§ **AIM**
Pull out every line below that contains the word "upward".

● ● ●

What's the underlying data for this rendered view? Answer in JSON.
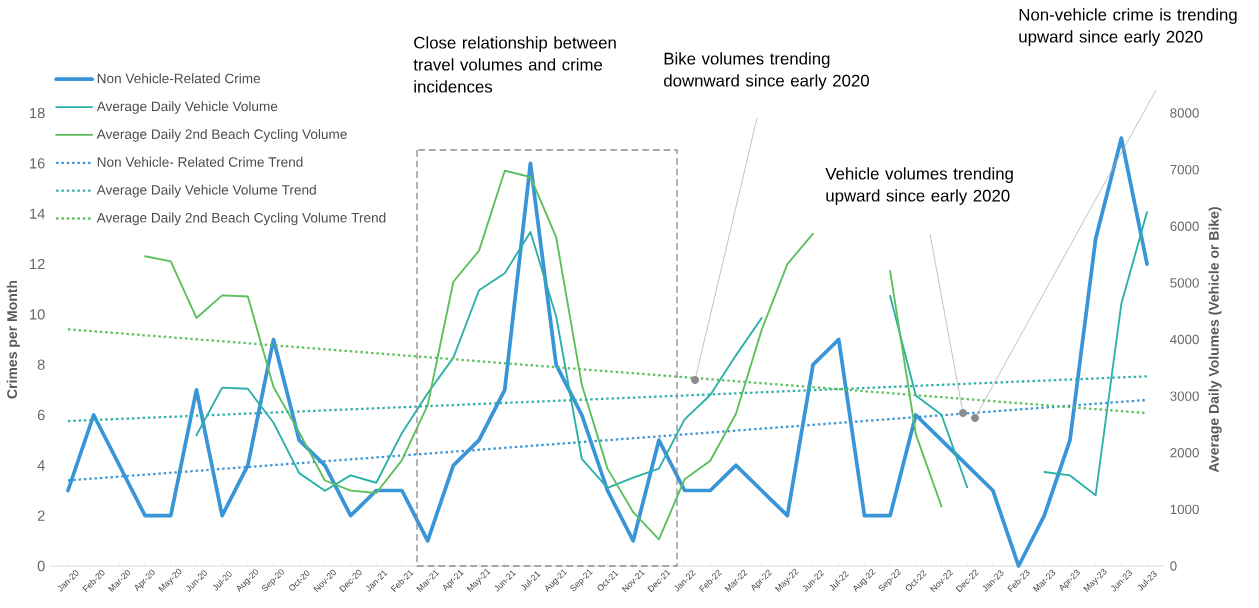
{
  "chart_data": {
    "type": "line",
    "ylabel": "Crimes per Month",
    "y2label": "Average Daily Volumes (Vehicle or Bike)",
    "categories": [
      "Jan-20",
      "Feb-20",
      "Mar-20",
      "Apr-20",
      "May-20",
      "Jun-20",
      "Jul-20",
      "Aug-20",
      "Sep-20",
      "Oct-20",
      "Nov-20",
      "Dec-20",
      "Jan-21",
      "Feb-21",
      "Mar-21",
      "Apr-21",
      "May-21",
      "Jun-21",
      "Jul-21",
      "Aug-21",
      "Sep-21",
      "Oct-21",
      "Nov-21",
      "Dec-21",
      "Jan-22",
      "Feb-22",
      "Mar-22",
      "Apr-22",
      "May-22",
      "Jun-22",
      "Jul-22",
      "Aug-22",
      "Sep-22",
      "Oct-22",
      "Nov-22",
      "Dec-22",
      "Jan-23",
      "Feb-23",
      "Mar-23",
      "Apr-23",
      "May-23",
      "Jun-23",
      "Jul-23"
    ],
    "series": [
      {
        "name": "Non Vehicle-Related Crime",
        "color": "#3a95d8",
        "values": [
          3,
          6,
          4,
          2,
          2,
          7,
          2,
          4,
          9,
          5,
          4,
          2,
          3,
          3,
          1,
          4,
          5,
          7,
          16,
          8,
          6,
          3,
          1,
          5,
          3,
          3,
          4,
          3,
          2,
          8,
          9,
          2,
          2,
          6,
          5,
          4,
          3,
          0,
          2,
          5,
          13,
          17,
          12
        ]
      },
      {
        "name": "Average Daily Vehicle Volume",
        "color": "#2bb0a8",
        "axis": "y2",
        "values": [
          null,
          null,
          null,
          null,
          null,
          2310,
          3150,
          3130,
          2530,
          1640,
          1330,
          1600,
          1470,
          2350,
          3050,
          3680,
          4870,
          5170,
          5900,
          4410,
          1890,
          1380,
          1560,
          1720,
          2590,
          3020,
          3720,
          4380,
          null,
          null,
          null,
          null,
          4770,
          3010,
          2670,
          1390,
          null,
          null,
          1660,
          1600,
          1250,
          4630,
          6250
        ]
      },
      {
        "name": "Average Daily 2nd Beach Cycling Volume",
        "color": "#5cbf5c",
        "axis": "y2",
        "values": [
          null,
          null,
          null,
          5470,
          5380,
          4380,
          4780,
          4760,
          3160,
          2360,
          1510,
          1330,
          1290,
          1870,
          2840,
          5020,
          5570,
          6980,
          6870,
          5810,
          3200,
          1720,
          950,
          470,
          1530,
          1860,
          2690,
          4170,
          5330,
          5870,
          null,
          null,
          5210,
          2330,
          1050,
          null,
          null,
          null,
          null,
          null,
          null,
          null,
          null
        ]
      },
      {
        "name": "Non Vehicle- Related Crime Trend",
        "color": "#3a95d8",
        "line_style": "dotted",
        "x": [
          "Jan-20",
          "Jul-23"
        ],
        "values": [
          3.4,
          6.6
        ]
      },
      {
        "name": "Average Daily Vehicle Volume Trend",
        "color": "#2bb0a8",
        "line_style": "dotted",
        "axis": "y2",
        "x": [
          "Jan-20",
          "Jul-23"
        ],
        "values": [
          2560,
          3350
        ]
      },
      {
        "name": "Average Daily 2nd Beach Cycling Volume Trend",
        "color": "#5cbf5c",
        "line_style": "dotted",
        "axis": "y2",
        "x": [
          "Jan-20",
          "Jul-23"
        ],
        "values": [
          4180,
          2700
        ]
      }
    ],
    "ylim": [
      0,
      18
    ],
    "yticks": [
      0,
      2,
      4,
      6,
      8,
      10,
      12,
      14,
      16,
      18
    ],
    "y2lim": [
      0,
      8000
    ],
    "y2ticks": [
      0,
      1000,
      2000,
      3000,
      4000,
      5000,
      6000,
      7000,
      8000
    ],
    "annotations": [
      "Close relationship between travel volumes and crime incidences",
      "Bike volumes trending downward since early 2020",
      "Vehicle volumes trending upward since early 2020",
      "Non-vehicle crime is trending upward since early 2020"
    ],
    "legend": "top left",
    "grid": false,
    "marker": "none",
    "line_style": "solid"
  }
}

● ● ●

§ **FULL OUTPUT**
      "Vehicle volumes trending upward since early 2020",
      "Non-vehicle crime is trending upward since early 2020"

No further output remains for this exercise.